_Task requirements_. Your copy of the material below should match it exactly, except that it holds no pictures.

_Material_.

begin

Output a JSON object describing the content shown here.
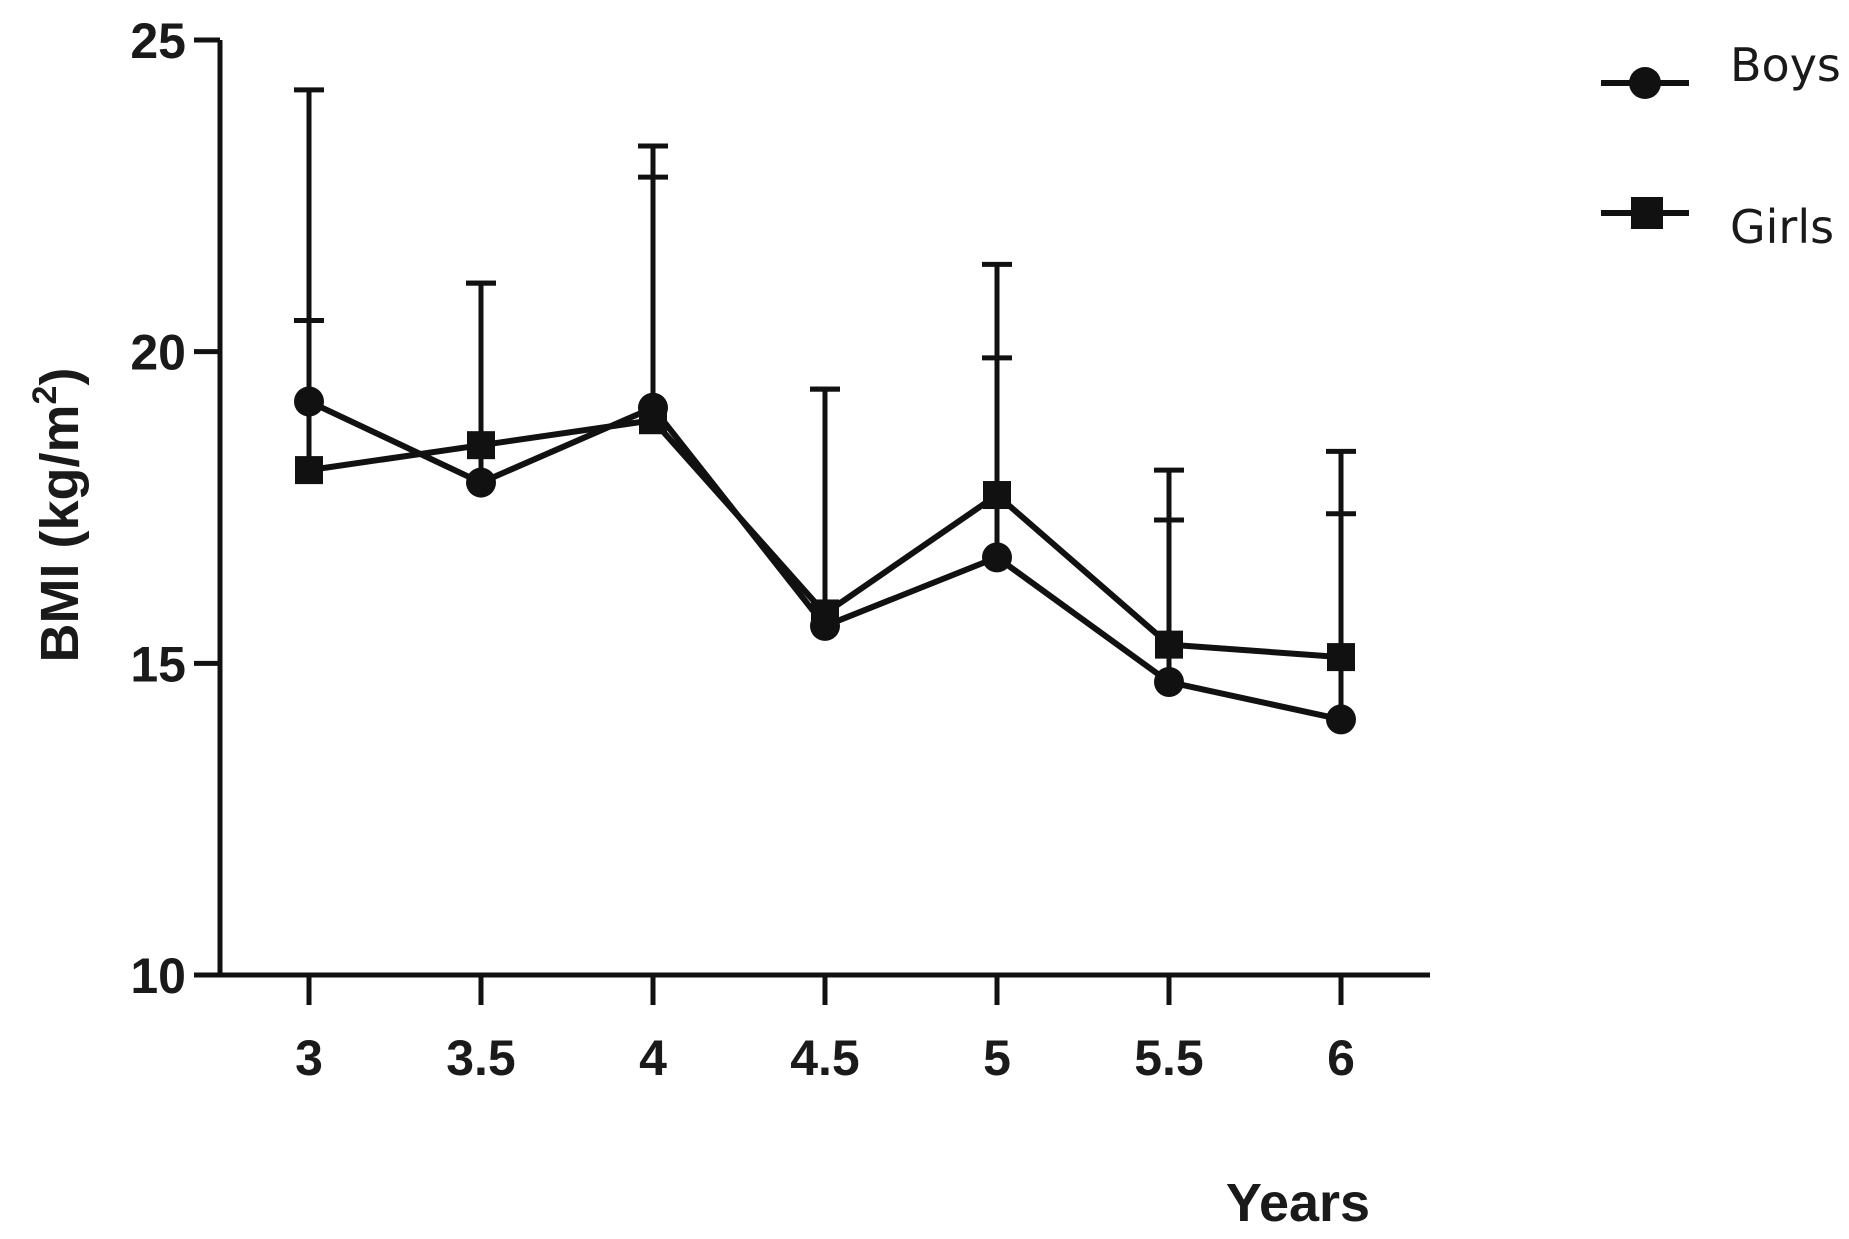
{
  "chart_data": {
    "type": "line",
    "title": "",
    "xlabel": "Years",
    "ylabel": "BMI (kg/m",
    "ylabel_superscript": "2",
    "ylabel_suffix": ")",
    "x": [
      3,
      3.5,
      4,
      4.5,
      5,
      5.5,
      6
    ],
    "x_tick_labels": [
      "3",
      "3.5",
      "4",
      "4.5",
      "5",
      "5.5",
      "6"
    ],
    "ylim": [
      10,
      25
    ],
    "y_ticks": [
      10,
      15,
      20,
      25
    ],
    "y_tick_labels": [
      "10",
      "15",
      "20",
      "25"
    ],
    "legend_position": "top-right",
    "grid": false,
    "series": [
      {
        "name": "Boys",
        "marker": "circle",
        "color": "#111111",
        "values": [
          19.2,
          17.9,
          19.1,
          15.6,
          16.7,
          14.7,
          14.1
        ],
        "error_upper": [
          24.2,
          21.1,
          22.8,
          19.4,
          19.9,
          17.3,
          17.4
        ]
      },
      {
        "name": "Girls",
        "marker": "square",
        "color": "#111111",
        "values": [
          18.1,
          18.5,
          18.9,
          15.8,
          17.7,
          15.3,
          15.1
        ],
        "error_upper": [
          20.5,
          21.1,
          23.3,
          19.4,
          21.4,
          18.1,
          18.4
        ]
      }
    ]
  }
}
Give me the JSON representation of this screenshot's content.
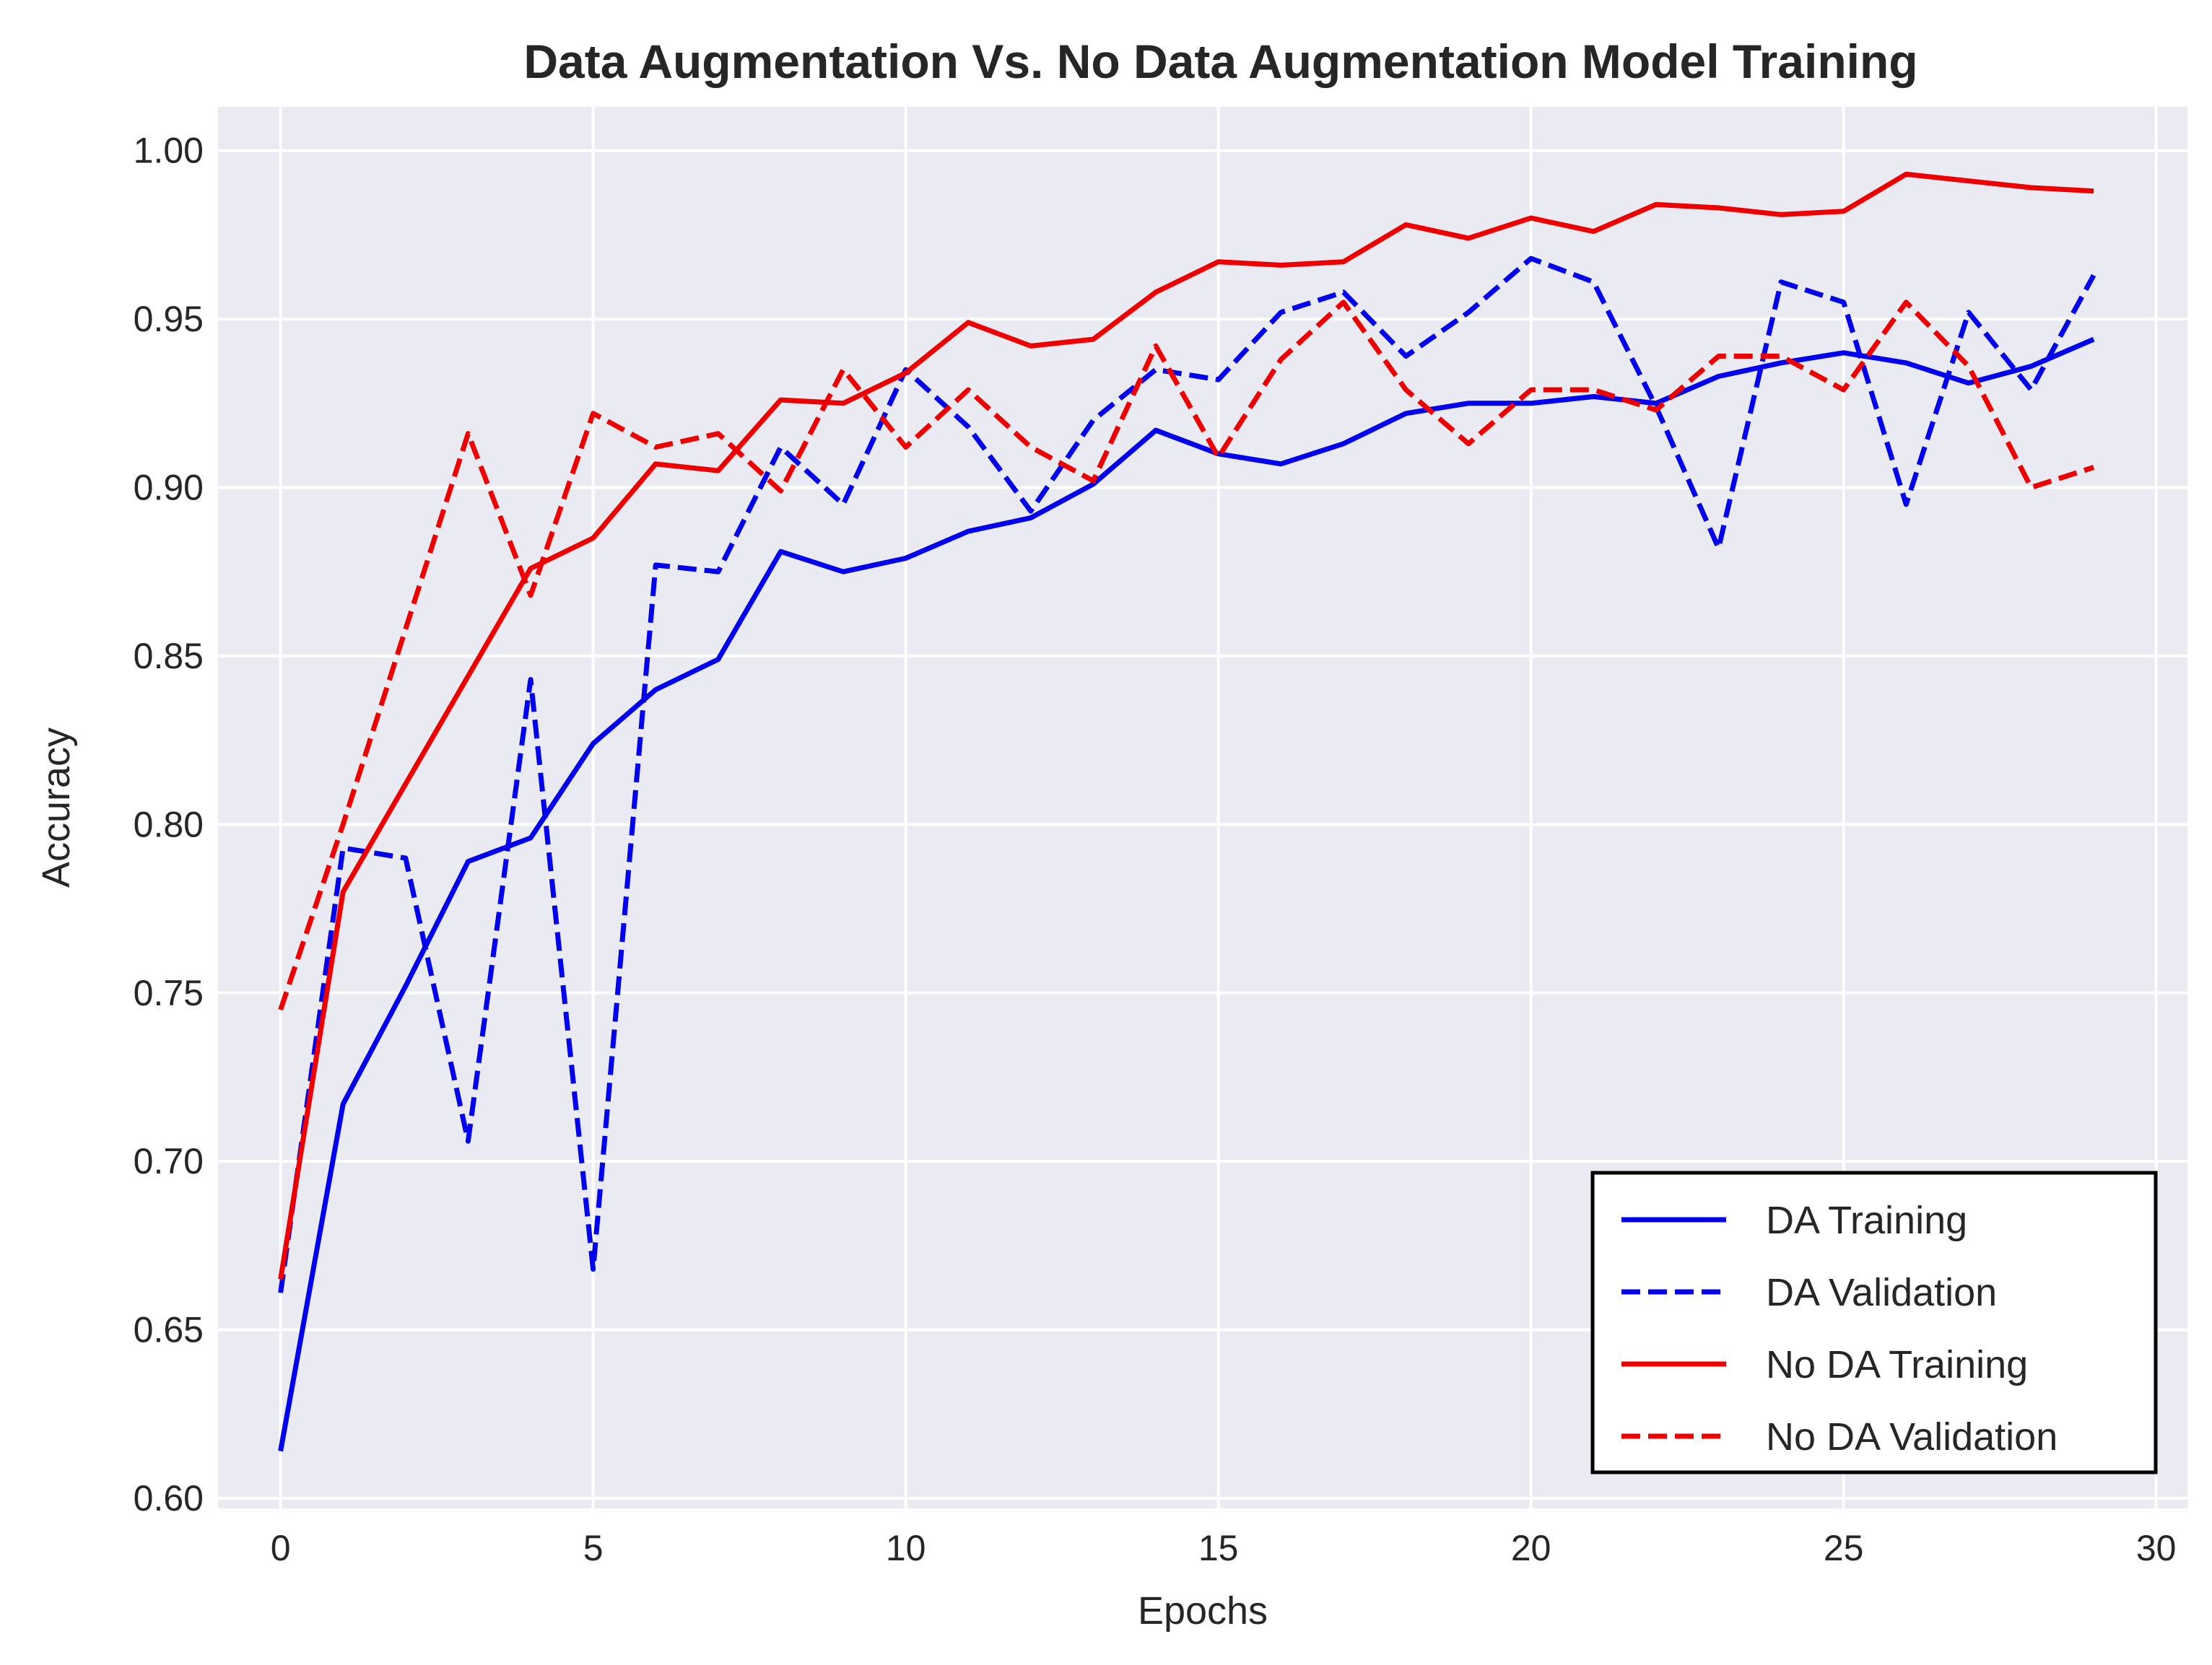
{
  "chart_data": {
    "type": "line",
    "title": "Data Augmentation Vs. No Data Augmentation Model Training",
    "xlabel": "Epochs",
    "ylabel": "Accuracy",
    "xlim": [
      -1,
      30.5
    ],
    "ylim": [
      0.597,
      1.013
    ],
    "xticks": [
      0,
      5,
      10,
      15,
      20,
      25,
      30
    ],
    "yticks": [
      0.6,
      0.65,
      0.7,
      0.75,
      0.8,
      0.85,
      0.9,
      0.95,
      1.0
    ],
    "xtick_labels": [
      "0",
      "5",
      "10",
      "15",
      "20",
      "25",
      "30"
    ],
    "ytick_labels": [
      "0.60",
      "0.65",
      "0.70",
      "0.75",
      "0.80",
      "0.85",
      "0.90",
      "0.95",
      "1.00"
    ],
    "grid": true,
    "legend_position": "bottom-right",
    "x": [
      0,
      1,
      2,
      3,
      4,
      5,
      6,
      7,
      8,
      9,
      10,
      11,
      12,
      13,
      14,
      15,
      16,
      17,
      18,
      19,
      20,
      21,
      22,
      23,
      24,
      25,
      26,
      27,
      28,
      29
    ],
    "series": [
      {
        "name": "DA Training",
        "color": "#0000ee",
        "style": "solid",
        "values": [
          0.614,
          0.717,
          0.752,
          0.789,
          0.796,
          0.824,
          0.84,
          0.849,
          0.881,
          0.875,
          0.879,
          0.887,
          0.891,
          0.901,
          0.917,
          0.91,
          0.907,
          0.913,
          0.922,
          0.925,
          0.925,
          0.927,
          0.925,
          0.933,
          0.937,
          0.94,
          0.937,
          0.931,
          0.936,
          0.944
        ]
      },
      {
        "name": "DA Validation",
        "color": "#0000ee",
        "style": "dashed",
        "values": [
          0.661,
          0.793,
          0.79,
          0.706,
          0.843,
          0.668,
          0.877,
          0.875,
          0.912,
          0.895,
          0.935,
          0.918,
          0.893,
          0.92,
          0.935,
          0.932,
          0.952,
          0.958,
          0.939,
          0.952,
          0.968,
          0.961,
          0.924,
          0.882,
          0.961,
          0.955,
          0.895,
          0.952,
          0.929,
          0.963
        ]
      },
      {
        "name": "No DA Training",
        "color": "#ee0000",
        "style": "solid",
        "values": [
          0.665,
          0.78,
          0.812,
          0.844,
          0.876,
          0.885,
          0.907,
          0.905,
          0.926,
          0.925,
          0.934,
          0.949,
          0.942,
          0.944,
          0.958,
          0.967,
          0.966,
          0.967,
          0.978,
          0.974,
          0.98,
          0.976,
          0.984,
          0.983,
          0.981,
          0.982,
          0.993,
          0.991,
          0.989,
          0.988
        ]
      },
      {
        "name": "No DA Validation",
        "color": "#ee0000",
        "style": "dashed",
        "values": [
          0.745,
          0.8,
          0.858,
          0.916,
          0.868,
          0.922,
          0.912,
          0.916,
          0.899,
          0.935,
          0.912,
          0.929,
          0.912,
          0.902,
          0.942,
          0.909,
          0.938,
          0.955,
          0.929,
          0.913,
          0.929,
          0.929,
          0.923,
          0.939,
          0.939,
          0.929,
          0.955,
          0.936,
          0.9,
          0.906
        ]
      }
    ]
  }
}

end

_Full answer_.
Output a JSON object describing the content shown here.
{
  "chart_data": {
    "type": "line",
    "title": "",
    "xlabel": "Years",
    "ylabel": "BMI (kg/m",
    "ylabel_superscript": "2",
    "ylabel_suffix": ")",
    "x": [
      3,
      3.5,
      4,
      4.5,
      5,
      5.5,
      6
    ],
    "x_tick_labels": [
      "3",
      "3.5",
      "4",
      "4.5",
      "5",
      "5.5",
      "6"
    ],
    "ylim": [
      10,
      25
    ],
    "y_ticks": [
      10,
      15,
      20,
      25
    ],
    "y_tick_labels": [
      "10",
      "15",
      "20",
      "25"
    ],
    "legend_position": "top-right",
    "grid": false,
    "series": [
      {
        "name": "Boys",
        "marker": "circle",
        "color": "#111111",
        "values": [
          19.2,
          17.9,
          19.1,
          15.6,
          16.7,
          14.7,
          14.1
        ],
        "error_upper": [
          24.2,
          21.1,
          22.8,
          19.4,
          19.9,
          17.3,
          17.4
        ]
      },
      {
        "name": "Girls",
        "marker": "square",
        "color": "#111111",
        "values": [
          18.1,
          18.5,
          18.9,
          15.8,
          17.7,
          15.3,
          15.1
        ],
        "error_upper": [
          20.5,
          21.1,
          23.3,
          19.4,
          21.4,
          18.1,
          18.4
        ]
      }
    ]
  }
}
Give me the JSON representation of this screenshot's content.
{
  "chart_data": {
    "type": "line",
    "title": "Data Augmentation Vs. No Data Augmentation Model Training",
    "xlabel": "Epochs",
    "ylabel": "Accuracy",
    "xlim": [
      -1,
      30.5
    ],
    "ylim": [
      0.597,
      1.013
    ],
    "xticks": [
      0,
      5,
      10,
      15,
      20,
      25,
      30
    ],
    "yticks": [
      0.6,
      0.65,
      0.7,
      0.75,
      0.8,
      0.85,
      0.9,
      0.95,
      1.0
    ],
    "xtick_labels": [
      "0",
      "5",
      "10",
      "15",
      "20",
      "25",
      "30"
    ],
    "ytick_labels": [
      "0.60",
      "0.65",
      "0.70",
      "0.75",
      "0.80",
      "0.85",
      "0.90",
      "0.95",
      "1.00"
    ],
    "grid": true,
    "legend_position": "bottom-right",
    "x": [
      0,
      1,
      2,
      3,
      4,
      5,
      6,
      7,
      8,
      9,
      10,
      11,
      12,
      13,
      14,
      15,
      16,
      17,
      18,
      19,
      20,
      21,
      22,
      23,
      24,
      25,
      26,
      27,
      28,
      29
    ],
    "series": [
      {
        "name": "DA Training",
        "color": "#0000ee",
        "style": "solid",
        "values": [
          0.614,
          0.717,
          0.752,
          0.789,
          0.796,
          0.824,
          0.84,
          0.849,
          0.881,
          0.875,
          0.879,
          0.887,
          0.891,
          0.901,
          0.917,
          0.91,
          0.907,
          0.913,
          0.922,
          0.925,
          0.925,
          0.927,
          0.925,
          0.933,
          0.937,
          0.94,
          0.937,
          0.931,
          0.936,
          0.944
        ]
      },
      {
        "name": "DA Validation",
        "color": "#0000ee",
        "style": "dashed",
        "values": [
          0.661,
          0.793,
          0.79,
          0.706,
          0.843,
          0.668,
          0.877,
          0.875,
          0.912,
          0.895,
          0.935,
          0.918,
          0.893,
          0.92,
          0.935,
          0.932,
          0.952,
          0.958,
          0.939,
          0.952,
          0.968,
          0.961,
          0.924,
          0.882,
          0.961,
          0.955,
          0.895,
          0.952,
          0.929,
          0.963
        ]
      },
      {
        "name": "No DA Training",
        "color": "#ee0000",
        "style": "solid",
        "values": [
          0.665,
          0.78,
          0.812,
          0.844,
          0.876,
          0.885,
          0.907,
          0.905,
          0.926,
          0.925,
          0.934,
          0.949,
          0.942,
          0.944,
          0.958,
          0.967,
          0.966,
          0.967,
          0.978,
          0.974,
          0.98,
          0.976,
          0.984,
          0.983,
          0.981,
          0.982,
          0.993,
          0.991,
          0.989,
          0.988
        ]
      },
      {
        "name": "No DA Validation",
        "color": "#ee0000",
        "style": "dashed",
        "values": [
          0.745,
          0.8,
          0.858,
          0.916,
          0.868,
          0.922,
          0.912,
          0.916,
          0.899,
          0.935,
          0.912,
          0.929,
          0.912,
          0.902,
          0.942,
          0.909,
          0.938,
          0.955,
          0.929,
          0.913,
          0.929,
          0.929,
          0.923,
          0.939,
          0.939,
          0.929,
          0.955,
          0.936,
          0.9,
          0.906
        ]
      }
    ]
  }
}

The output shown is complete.